▶ **STATED EXERCISE**
Set down the full listing exactly, character for character.

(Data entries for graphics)
-*-*-

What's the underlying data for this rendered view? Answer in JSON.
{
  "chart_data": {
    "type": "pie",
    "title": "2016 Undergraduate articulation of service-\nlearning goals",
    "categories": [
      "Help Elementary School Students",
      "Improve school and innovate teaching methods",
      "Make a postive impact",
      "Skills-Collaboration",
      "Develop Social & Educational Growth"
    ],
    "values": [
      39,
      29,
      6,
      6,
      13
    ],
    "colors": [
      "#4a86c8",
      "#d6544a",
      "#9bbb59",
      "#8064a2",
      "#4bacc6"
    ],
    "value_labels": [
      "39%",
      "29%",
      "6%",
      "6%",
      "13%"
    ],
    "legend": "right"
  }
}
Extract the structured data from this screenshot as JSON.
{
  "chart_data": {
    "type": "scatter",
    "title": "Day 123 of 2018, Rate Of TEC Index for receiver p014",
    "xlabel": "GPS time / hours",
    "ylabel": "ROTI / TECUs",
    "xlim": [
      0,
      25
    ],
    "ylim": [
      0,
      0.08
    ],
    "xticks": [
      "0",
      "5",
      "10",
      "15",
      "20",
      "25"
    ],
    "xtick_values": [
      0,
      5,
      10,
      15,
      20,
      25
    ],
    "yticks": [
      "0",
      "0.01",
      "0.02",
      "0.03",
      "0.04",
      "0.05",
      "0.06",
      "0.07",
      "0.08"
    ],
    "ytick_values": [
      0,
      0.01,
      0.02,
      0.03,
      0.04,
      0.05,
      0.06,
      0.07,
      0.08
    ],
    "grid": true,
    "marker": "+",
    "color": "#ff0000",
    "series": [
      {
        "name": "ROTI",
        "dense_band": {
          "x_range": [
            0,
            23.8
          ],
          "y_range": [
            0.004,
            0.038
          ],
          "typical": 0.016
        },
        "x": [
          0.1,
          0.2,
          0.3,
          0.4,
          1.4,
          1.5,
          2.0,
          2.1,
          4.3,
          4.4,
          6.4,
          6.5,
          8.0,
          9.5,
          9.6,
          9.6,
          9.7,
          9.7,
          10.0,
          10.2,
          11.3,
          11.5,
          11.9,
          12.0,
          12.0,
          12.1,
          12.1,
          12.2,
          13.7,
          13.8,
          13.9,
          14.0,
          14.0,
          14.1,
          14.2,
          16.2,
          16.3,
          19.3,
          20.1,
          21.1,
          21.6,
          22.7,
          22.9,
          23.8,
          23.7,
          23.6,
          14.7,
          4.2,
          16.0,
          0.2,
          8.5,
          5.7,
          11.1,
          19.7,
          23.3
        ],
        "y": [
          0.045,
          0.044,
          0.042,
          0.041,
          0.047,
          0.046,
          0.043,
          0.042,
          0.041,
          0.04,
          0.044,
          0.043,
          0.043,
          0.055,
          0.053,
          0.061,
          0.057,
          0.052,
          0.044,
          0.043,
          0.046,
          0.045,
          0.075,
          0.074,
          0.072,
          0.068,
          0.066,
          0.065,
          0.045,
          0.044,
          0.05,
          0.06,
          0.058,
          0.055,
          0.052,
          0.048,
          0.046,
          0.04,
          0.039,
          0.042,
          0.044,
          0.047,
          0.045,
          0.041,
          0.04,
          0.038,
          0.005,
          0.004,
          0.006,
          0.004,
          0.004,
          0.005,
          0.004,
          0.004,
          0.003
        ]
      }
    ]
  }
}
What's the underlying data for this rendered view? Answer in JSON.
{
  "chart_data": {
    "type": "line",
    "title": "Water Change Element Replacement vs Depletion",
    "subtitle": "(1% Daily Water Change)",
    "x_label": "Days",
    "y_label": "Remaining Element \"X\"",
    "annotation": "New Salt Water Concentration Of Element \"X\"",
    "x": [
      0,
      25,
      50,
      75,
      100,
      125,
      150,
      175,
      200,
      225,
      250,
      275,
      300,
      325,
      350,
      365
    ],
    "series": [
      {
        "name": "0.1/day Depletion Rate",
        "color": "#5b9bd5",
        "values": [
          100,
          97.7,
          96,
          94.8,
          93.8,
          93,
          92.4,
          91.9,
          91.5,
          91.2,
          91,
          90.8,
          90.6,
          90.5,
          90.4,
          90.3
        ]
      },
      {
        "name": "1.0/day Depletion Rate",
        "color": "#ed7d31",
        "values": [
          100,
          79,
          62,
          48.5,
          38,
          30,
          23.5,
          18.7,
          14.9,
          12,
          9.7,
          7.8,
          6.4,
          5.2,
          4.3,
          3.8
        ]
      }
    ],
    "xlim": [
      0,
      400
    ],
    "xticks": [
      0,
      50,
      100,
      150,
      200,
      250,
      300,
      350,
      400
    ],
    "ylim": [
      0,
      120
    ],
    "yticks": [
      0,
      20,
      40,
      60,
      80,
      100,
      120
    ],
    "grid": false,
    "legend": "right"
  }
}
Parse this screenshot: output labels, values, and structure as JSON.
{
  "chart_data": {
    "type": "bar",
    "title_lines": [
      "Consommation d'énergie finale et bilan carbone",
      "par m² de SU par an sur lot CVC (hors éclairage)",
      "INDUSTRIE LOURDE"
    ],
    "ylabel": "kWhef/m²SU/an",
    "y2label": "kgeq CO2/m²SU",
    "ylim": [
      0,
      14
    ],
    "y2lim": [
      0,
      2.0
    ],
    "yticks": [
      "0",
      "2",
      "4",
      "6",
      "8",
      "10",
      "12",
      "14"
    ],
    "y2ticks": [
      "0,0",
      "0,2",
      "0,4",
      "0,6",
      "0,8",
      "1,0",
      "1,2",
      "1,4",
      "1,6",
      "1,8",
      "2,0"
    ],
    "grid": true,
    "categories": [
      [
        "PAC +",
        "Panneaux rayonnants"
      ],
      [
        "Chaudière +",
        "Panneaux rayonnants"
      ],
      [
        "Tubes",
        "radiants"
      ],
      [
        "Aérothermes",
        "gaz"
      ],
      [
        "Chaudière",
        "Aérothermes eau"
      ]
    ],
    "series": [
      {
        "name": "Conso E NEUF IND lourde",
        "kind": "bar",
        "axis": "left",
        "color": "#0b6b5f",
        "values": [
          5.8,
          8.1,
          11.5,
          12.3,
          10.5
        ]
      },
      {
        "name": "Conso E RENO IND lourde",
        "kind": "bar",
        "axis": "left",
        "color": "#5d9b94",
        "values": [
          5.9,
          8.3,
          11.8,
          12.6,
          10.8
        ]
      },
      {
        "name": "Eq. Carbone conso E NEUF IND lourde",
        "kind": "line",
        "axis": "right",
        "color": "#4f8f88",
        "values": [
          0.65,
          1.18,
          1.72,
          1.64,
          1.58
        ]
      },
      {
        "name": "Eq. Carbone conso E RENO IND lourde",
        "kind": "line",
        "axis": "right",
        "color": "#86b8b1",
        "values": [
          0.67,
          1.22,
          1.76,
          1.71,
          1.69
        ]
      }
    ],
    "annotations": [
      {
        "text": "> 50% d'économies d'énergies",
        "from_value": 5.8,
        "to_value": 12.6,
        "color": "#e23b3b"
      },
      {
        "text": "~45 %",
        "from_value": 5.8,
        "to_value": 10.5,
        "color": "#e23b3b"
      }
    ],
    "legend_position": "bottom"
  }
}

-*-*-

▶ **WORKED ANSWER**
What's the underlying data for this rendered view? Answer in JSON.
{
  "chart_data": {
    "type": "pie",
    "title": "2016 Undergraduate articulation of service-\nlearning goals",
    "categories": [
      "Help Elementary School Students",
      "Improve school and innovate teaching methods",
      "Make a postive impact",
      "Skills-Collaboration",
      "Develop Social & Educational Growth"
    ],
    "values": [
      39,
      29,
      6,
      6,
      13
    ],
    "colors": [
      "#4a86c8",
      "#d6544a",
      "#9bbb59",
      "#8064a2",
      "#4bacc6"
    ],
    "value_labels": [
      "39%",
      "29%",
      "6%",
      "6%",
      "13%"
    ],
    "legend": "right"
  }
}
Extract the structured data from this screenshot as JSON.
{
  "chart_data": {
    "type": "scatter",
    "title": "Day 123 of 2018, Rate Of TEC Index for receiver p014",
    "xlabel": "GPS time / hours",
    "ylabel": "ROTI / TECUs",
    "xlim": [
      0,
      25
    ],
    "ylim": [
      0,
      0.08
    ],
    "xticks": [
      "0",
      "5",
      "10",
      "15",
      "20",
      "25"
    ],
    "xtick_values": [
      0,
      5,
      10,
      15,
      20,
      25
    ],
    "yticks": [
      "0",
      "0.01",
      "0.02",
      "0.03",
      "0.04",
      "0.05",
      "0.06",
      "0.07",
      "0.08"
    ],
    "ytick_values": [
      0,
      0.01,
      0.02,
      0.03,
      0.04,
      0.05,
      0.06,
      0.07,
      0.08
    ],
    "grid": true,
    "marker": "+",
    "color": "#ff0000",
    "series": [
      {
        "name": "ROTI",
        "dense_band": {
          "x_range": [
            0,
            23.8
          ],
          "y_range": [
            0.004,
            0.038
          ],
          "typical": 0.016
        },
        "x": [
          0.1,
          0.2,
          0.3,
          0.4,
          1.4,
          1.5,
          2.0,
          2.1,
          4.3,
          4.4,
          6.4,
          6.5,
          8.0,
          9.5,
          9.6,
          9.6,
          9.7,
          9.7,
          10.0,
          10.2,
          11.3,
          11.5,
          11.9,
          12.0,
          12.0,
          12.1,
          12.1,
          12.2,
          13.7,
          13.8,
          13.9,
          14.0,
          14.0,
          14.1,
          14.2,
          16.2,
          16.3,
          19.3,
          20.1,
          21.1,
          21.6,
          22.7,
          22.9,
          23.8,
          23.7,
          23.6,
          14.7,
          4.2,
          16.0,
          0.2,
          8.5,
          5.7,
          11.1,
          19.7,
          23.3
        ],
        "y": [
          0.045,
          0.044,
          0.042,
          0.041,
          0.047,
          0.046,
          0.043,
          0.042,
          0.041,
          0.04,
          0.044,
          0.043,
          0.043,
          0.055,
          0.053,
          0.061,
          0.057,
          0.052,
          0.044,
          0.043,
          0.046,
          0.045,
          0.075,
          0.074,
          0.072,
          0.068,
          0.066,
          0.065,
          0.045,
          0.044,
          0.05,
          0.06,
          0.058,
          0.055,
          0.052,
          0.048,
          0.046,
          0.04,
          0.039,
          0.042,
          0.044,
          0.047,
          0.045,
          0.041,
          0.04,
          0.038,
          0.005,
          0.004,
          0.006,
          0.004,
          0.004,
          0.005,
          0.004,
          0.004,
          0.003
        ]
      }
    ]
  }
}
What's the underlying data for this rendered view? Answer in JSON.
{
  "chart_data": {
    "type": "line",
    "title": "Water Change Element Replacement vs Depletion",
    "subtitle": "(1% Daily Water Change)",
    "x_label": "Days",
    "y_label": "Remaining Element \"X\"",
    "annotation": "New Salt Water Concentration Of Element \"X\"",
    "x": [
      0,
      25,
      50,
      75,
      100,
      125,
      150,
      175,
      200,
      225,
      250,
      275,
      300,
      325,
      350,
      365
    ],
    "series": [
      {
        "name": "0.1/day Depletion Rate",
        "color": "#5b9bd5",
        "values": [
          100,
          97.7,
          96,
          94.8,
          93.8,
          93,
          92.4,
          91.9,
          91.5,
          91.2,
          91,
          90.8,
          90.6,
          90.5,
          90.4,
          90.3
        ]
      },
      {
        "name": "1.0/day Depletion Rate",
        "color": "#ed7d31",
        "values": [
          100,
          79,
          62,
          48.5,
          38,
          30,
          23.5,
          18.7,
          14.9,
          12,
          9.7,
          7.8,
          6.4,
          5.2,
          4.3,
          3.8
        ]
      }
    ],
    "xlim": [
      0,
      400
    ],
    "xticks": [
      0,
      50,
      100,
      150,
      200,
      250,
      300,
      350,
      400
    ],
    "ylim": [
      0,
      120
    ],
    "yticks": [
      0,
      20,
      40,
      60,
      80,
      100,
      120
    ],
    "grid": false,
    "legend": "right"
  }
}
Parse this screenshot: output labels, values, and structure as JSON.
{
  "chart_data": {
    "type": "bar",
    "title_lines": [
      "Consommation d'énergie finale et bilan carbone",
      "par m² de SU par an sur lot CVC (hors éclairage)",
      "INDUSTRIE LOURDE"
    ],
    "ylabel": "kWhef/m²SU/an",
    "y2label": "kgeq CO2/m²SU",
    "ylim": [
      0,
      14
    ],
    "y2lim": [
      0,
      2.0
    ],
    "yticks": [
      "0",
      "2",
      "4",
      "6",
      "8",
      "10",
      "12",
      "14"
    ],
    "y2ticks": [
      "0,0",
      "0,2",
      "0,4",
      "0,6",
      "0,8",
      "1,0",
      "1,2",
      "1,4",
      "1,6",
      "1,8",
      "2,0"
    ],
    "grid": true,
    "categories": [
      [
        "PAC +",
        "Panneaux rayonnants"
      ],
      [
        "Chaudière +",
        "Panneaux rayonnants"
      ],
      [
        "Tubes",
        "radiants"
      ],
      [
        "Aérothermes",
        "gaz"
      ],
      [
        "Chaudière",
        "Aérothermes eau"
      ]
    ],
    "series": [
      {
        "name": "Conso E NEUF IND lourde",
        "kind": "bar",
        "axis": "left",
        "color": "#0b6b5f",
        "values": [
          5.8,
          8.1,
          11.5,
          12.3,
          10.5
        ]
      },
      {
        "name": "Conso E RENO IND lourde",
        "kind": "bar",
        "axis": "left",
        "color": "#5d9b94",
        "values": [
          5.9,
          8.3,
          11.8,
          12.6,
          10.8
        ]
      },
      {
        "name": "Eq. Carbone conso E NEUF IND lourde",
        "kind": "line",
        "axis": "right",
        "color": "#4f8f88",
        "values": [
          0.65,
          1.18,
          1.72,
          1.64,
          1.58
        ]
      },
      {
        "name": "Eq. Carbone conso E RENO IND lourde",
        "kind": "line",
        "axis": "right",
        "color": "#86b8b1",
        "values": [
          0.67,
          1.22,
          1.76,
          1.71,
          1.69
        ]
      }
    ],
    "annotations": [
      {
        "text": "> 50% d'économies d'énergies",
        "from_value": 5.8,
        "to_value": 12.6,
        "color": "#e23b3b"
      },
      {
        "text": "~45 %",
        "from_value": 5.8,
        "to_value": 10.5,
        "color": "#e23b3b"
      }
    ],
    "legend_position": "bottom"
  }
}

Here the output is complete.